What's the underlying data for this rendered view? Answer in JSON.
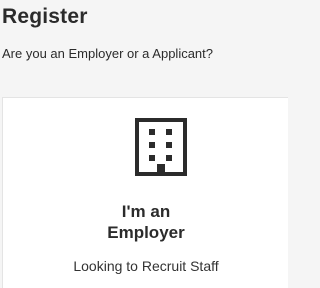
{
  "header": {
    "title": "Register",
    "subtitle": "Are you an Employer or a Applicant?"
  },
  "employer_card": {
    "icon": "building-icon",
    "heading_line1": "I'm an",
    "heading_line2": "Employer",
    "description": "Looking to Recruit Staff"
  },
  "colors": {
    "background": "#f5f5f5",
    "card": "#ffffff",
    "text": "#2b2b2b",
    "icon": "#2b2b2b"
  }
}
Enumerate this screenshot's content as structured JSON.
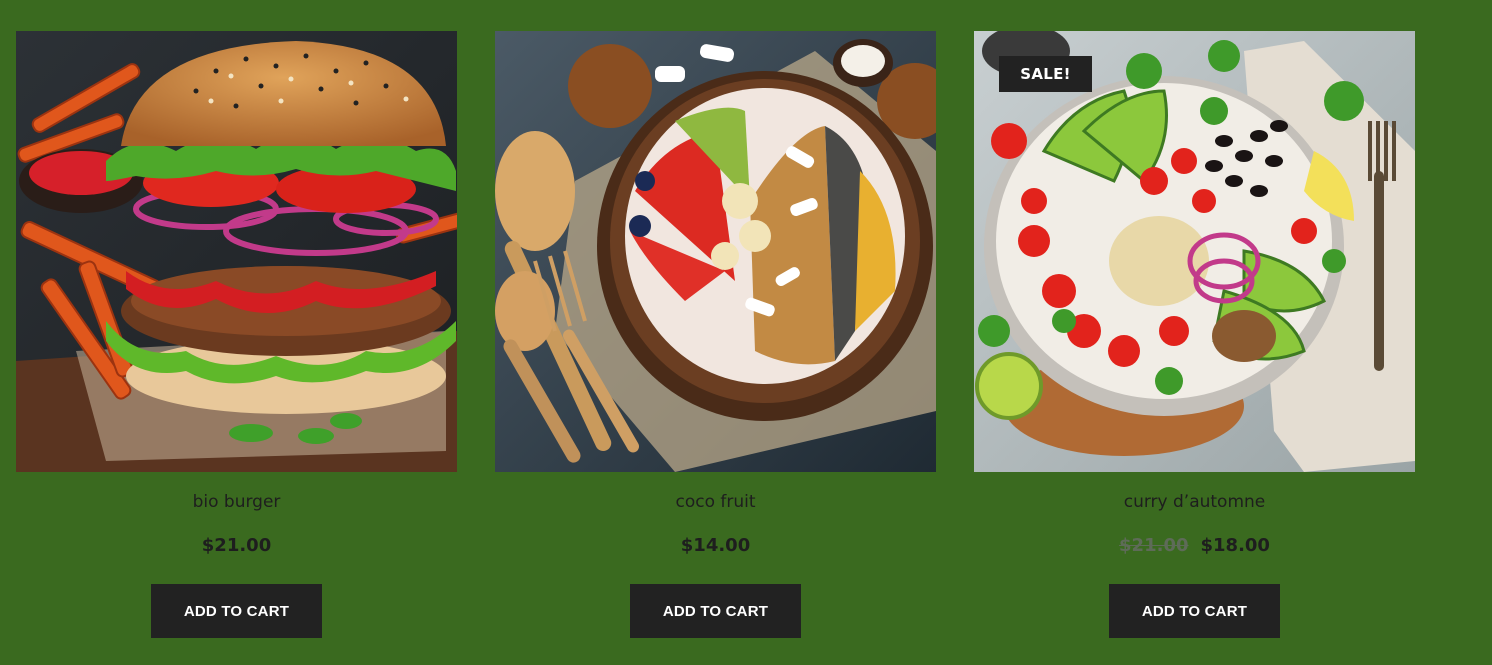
{
  "colors": {
    "page_background": "#3a6a1f",
    "button_background": "#222222",
    "button_text": "#ffffff",
    "text": "#1e1e1e"
  },
  "products": [
    {
      "name": "bio burger",
      "price": "$21.00",
      "old_price": null,
      "sale_badge": null,
      "button_label": "ADD TO CART",
      "image": "burger-photo"
    },
    {
      "name": "coco fruit",
      "price": "$14.00",
      "old_price": null,
      "sale_badge": null,
      "button_label": "ADD TO CART",
      "image": "coconut-bowl-photo"
    },
    {
      "name": "curry d’automne",
      "price": "$18.00",
      "old_price": "$21.00",
      "sale_badge": "SALE!",
      "button_label": "ADD TO CART",
      "image": "salad-bowl-photo"
    }
  ]
}
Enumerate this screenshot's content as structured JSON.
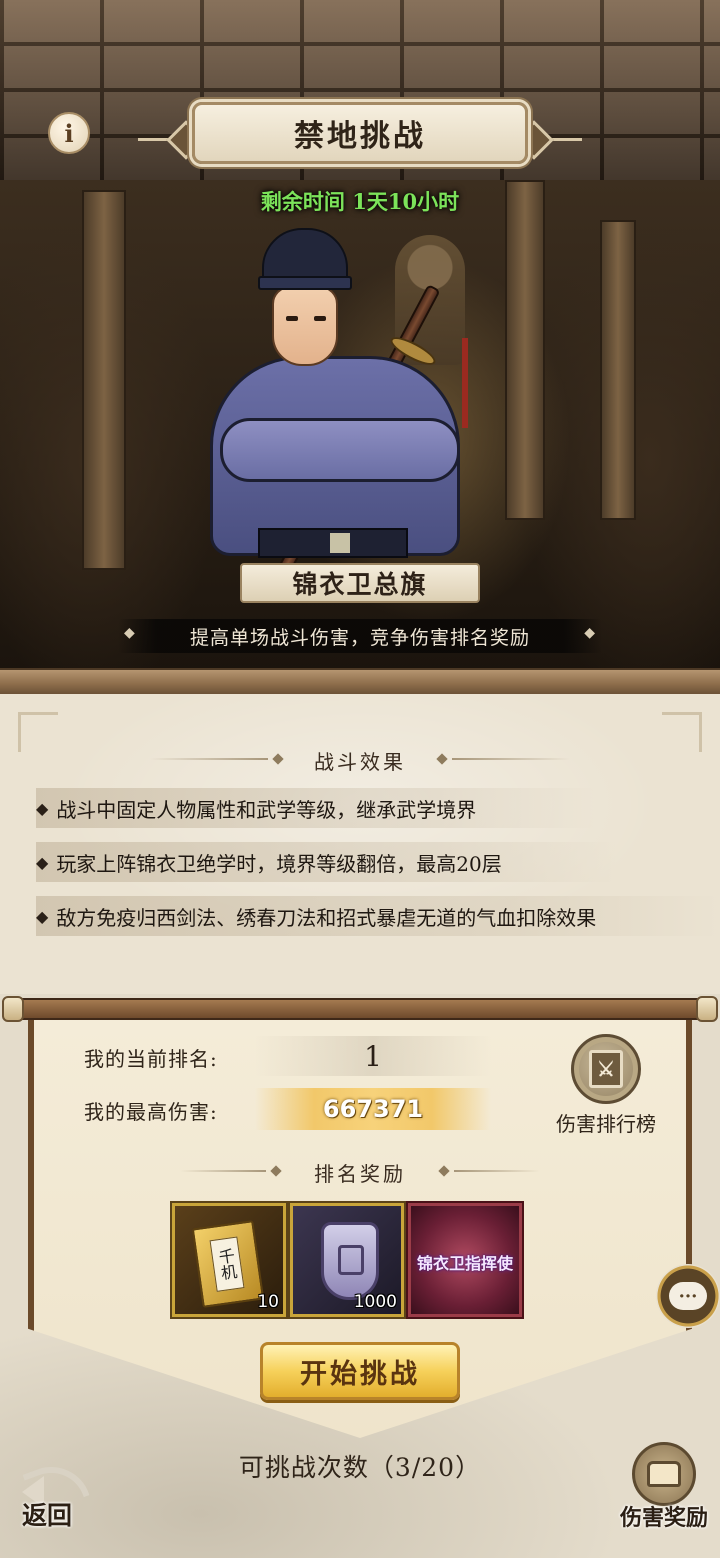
{
  "header": {
    "title": "禁地挑战",
    "timer": "剩余时间 1天10小时",
    "info_icon": "info-icon"
  },
  "boss": {
    "name": "锦衣卫总旗",
    "description": "提高单场战斗伤害，竞争伤害排名奖励"
  },
  "effects": {
    "title": "战斗效果",
    "items": [
      "战斗中固定人物属性和武学等级，继承武学境界",
      "玩家上阵锦衣卫绝学时，境界等级翻倍，最高20层",
      "敌方免疫归西剑法、绣春刀法和招式暴虐无道的气血扣除效果"
    ]
  },
  "stats": {
    "rank_label": "我的当前排名:",
    "rank_value": "1",
    "damage_label": "我的最高伤害:",
    "damage_value": "667371",
    "leaderboard_label": "伤害排行榜"
  },
  "rewards": {
    "title": "排名奖励",
    "items": [
      {
        "icon": "book-icon",
        "art_text": "千机",
        "count": "10"
      },
      {
        "icon": "token-icon",
        "count": "1000"
      },
      {
        "icon": "title-badge-icon",
        "text": "锦衣卫指挥使"
      }
    ]
  },
  "actions": {
    "start_label": "开始挑战",
    "attempts": "可挑战次数（3/20）",
    "back_label": "返回",
    "damage_reward_label": "伤害奖励"
  },
  "colors": {
    "timer": "#7ce35a",
    "gold_button": "#f6d15b",
    "panel": "#efe4cb"
  }
}
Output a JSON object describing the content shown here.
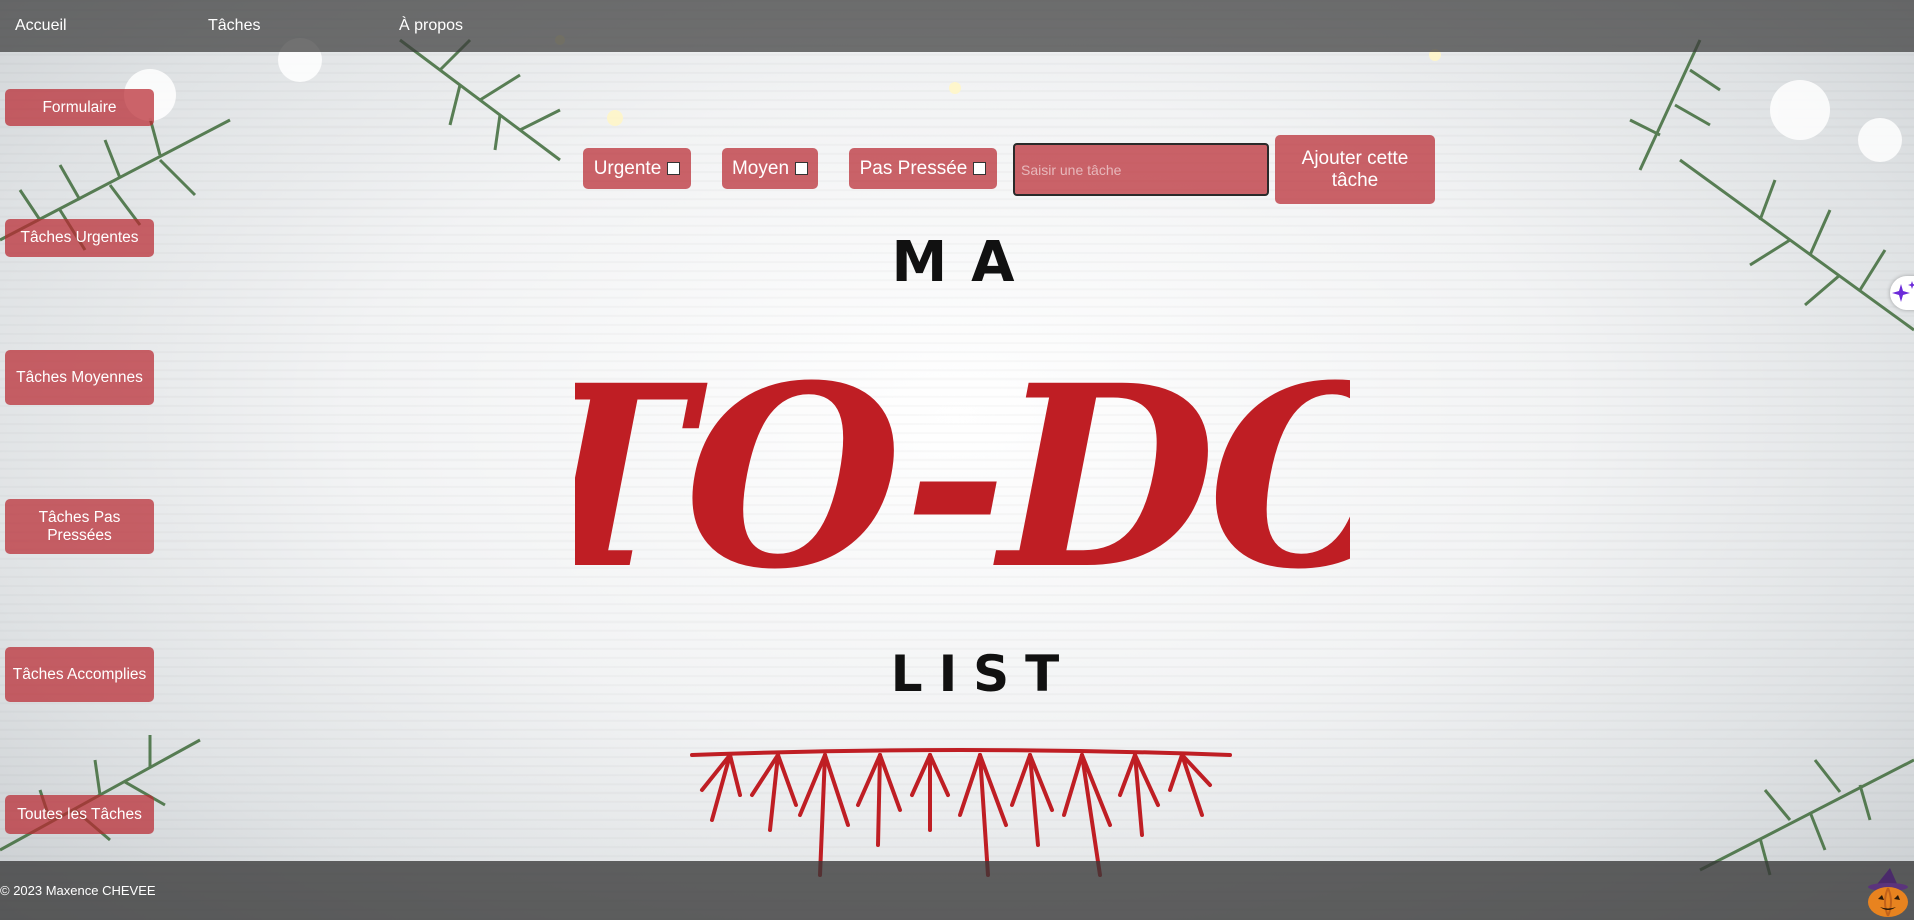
{
  "nav": {
    "items": [
      "Accueil",
      "Tâches",
      "À propos"
    ]
  },
  "sidebar": {
    "items": [
      {
        "label": "Formulaire"
      },
      {
        "label": "Tâches Urgentes"
      },
      {
        "label": "Tâches Moyennes"
      },
      {
        "label": "Tâches Pas Pressées"
      },
      {
        "label": "Tâches Accomplies"
      },
      {
        "label": "Toutes les Tâches"
      }
    ]
  },
  "form": {
    "priorities": [
      "Urgente",
      "Moyen",
      "Pas Pressée"
    ],
    "task_placeholder": "Saisir une tâche",
    "add_button": "Ajouter cette tâche"
  },
  "title": {
    "top": "MA",
    "main": "TO-DO",
    "bottom": "LIST"
  },
  "footer": {
    "copyright": "© 2023 Maxence CHEVEE"
  },
  "colors": {
    "accent": "#b9282f",
    "nav_bg": "#3c3c3c"
  },
  "icons": {
    "extension": "sparkle-icon",
    "corner": "pumpkin-icon"
  }
}
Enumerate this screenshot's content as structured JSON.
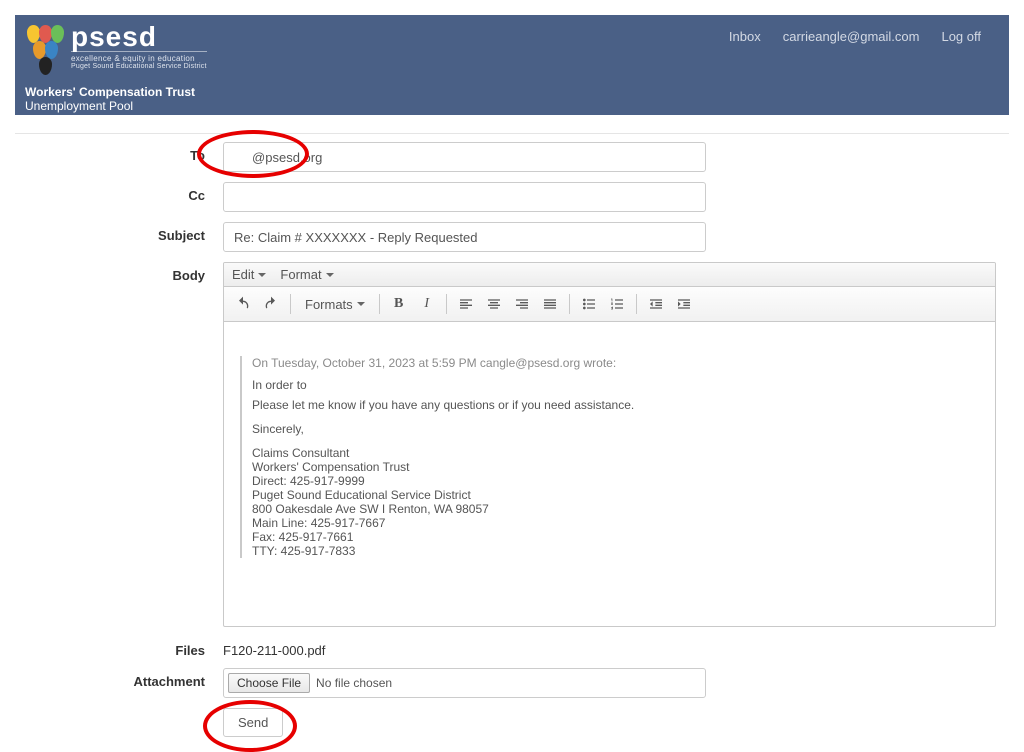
{
  "header": {
    "brand_main": "psesd",
    "brand_sub1": "excellence & equity in education",
    "brand_sub2": "Puget Sound Educational Service District",
    "brand_line3": "Workers' Compensation Trust",
    "brand_line4": "Unemployment Pool",
    "nav": {
      "inbox": "Inbox",
      "user": "carrieangle@gmail.com",
      "logoff": "Log off"
    }
  },
  "labels": {
    "to": "To",
    "cc": "Cc",
    "subject": "Subject",
    "body": "Body",
    "files": "Files",
    "attachment": "Attachment"
  },
  "fields": {
    "to_value": "     @psesd.org",
    "cc_value": "",
    "subject_value": "Re: Claim # XXXXXXX - Reply Requested"
  },
  "editor": {
    "menu_edit": "Edit",
    "menu_format": "Format",
    "toolbar_formats": "Formats",
    "body": {
      "quoted_header": "On Tuesday, October 31, 2023 at 5:59 PM cangle@psesd.org wrote:",
      "line_intro": "In order to",
      "line_help": "Please let me know if you have any questions or if you need assistance.",
      "line_sincerely": "Sincerely,",
      "sig_title": "Claims Consultant",
      "sig_org": "Workers' Compensation Trust",
      "sig_direct": "Direct: 425-917-9999",
      "sig_company": "Puget Sound Educational Service District",
      "sig_address": "800 Oakesdale Ave SW I Renton, WA 98057",
      "sig_main": "Main Line: 425-917-7667",
      "sig_fax": "Fax: 425-917-7661",
      "sig_tty": "TTY: 425-917-7833"
    }
  },
  "files": {
    "listed": "F120-211-000.pdf",
    "choose_btn": "Choose File",
    "no_file": "No file chosen"
  },
  "actions": {
    "send": "Send"
  }
}
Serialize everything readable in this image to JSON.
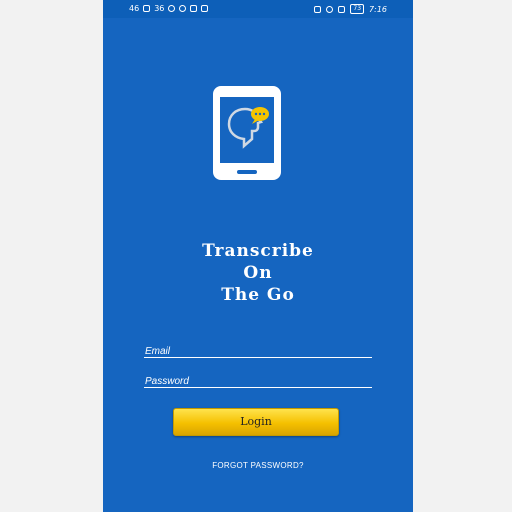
{
  "status_bar": {
    "left_indicators": [
      "46",
      "36"
    ],
    "time": "7:16",
    "battery_level": "73",
    "icons": [
      "signal-icon",
      "wifi-icon",
      "notification-icon",
      "gallery-icon",
      "check-icon",
      "vibrate-icon",
      "alarm-icon",
      "bluetooth-icon",
      "battery-icon"
    ]
  },
  "app": {
    "logo_icon": "phone-chat-logo-icon",
    "title_lines": [
      "Transcribe",
      "On",
      "The Go"
    ]
  },
  "form": {
    "email_placeholder": "Email",
    "password_placeholder": "Password",
    "login_label": "Login",
    "forgot_label": "FORGOT PASSWORD?"
  },
  "colors": {
    "background": "#1565c0",
    "button": "#f5c000",
    "text": "#ffffff"
  }
}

□ □ □

### Problem requirements
Starting at the line that contains "Serialize everything readable", write out every line through the final line of the entries, word for word; skip any pictures.

### Solution for this problem
Serialize everything readable in this image to JSON.
{
  "status_bar": {
    "left_indicators": [
      "46",
      "36"
    ],
    "time": "7:16",
    "battery_level": "73",
    "icons": [
      "signal-icon",
      "wifi-icon",
      "notification-icon",
      "gallery-icon",
      "check-icon",
      "vibrate-icon",
      "alarm-icon",
      "bluetooth-icon",
      "battery-icon"
    ]
  },
  "app": {
    "logo_icon": "phone-chat-logo-icon",
    "title_lines": [
      "Transcribe",
      "On",
      "The Go"
    ]
  },
  "form": {
    "email_placeholder": "Email",
    "password_placeholder": "Password",
    "login_label": "Login",
    "forgot_label": "FORGOT PASSWORD?"
  },
  "colors": {
    "background": "#1565c0",
    "button": "#f5c000",
    "text": "#ffffff"
  }
}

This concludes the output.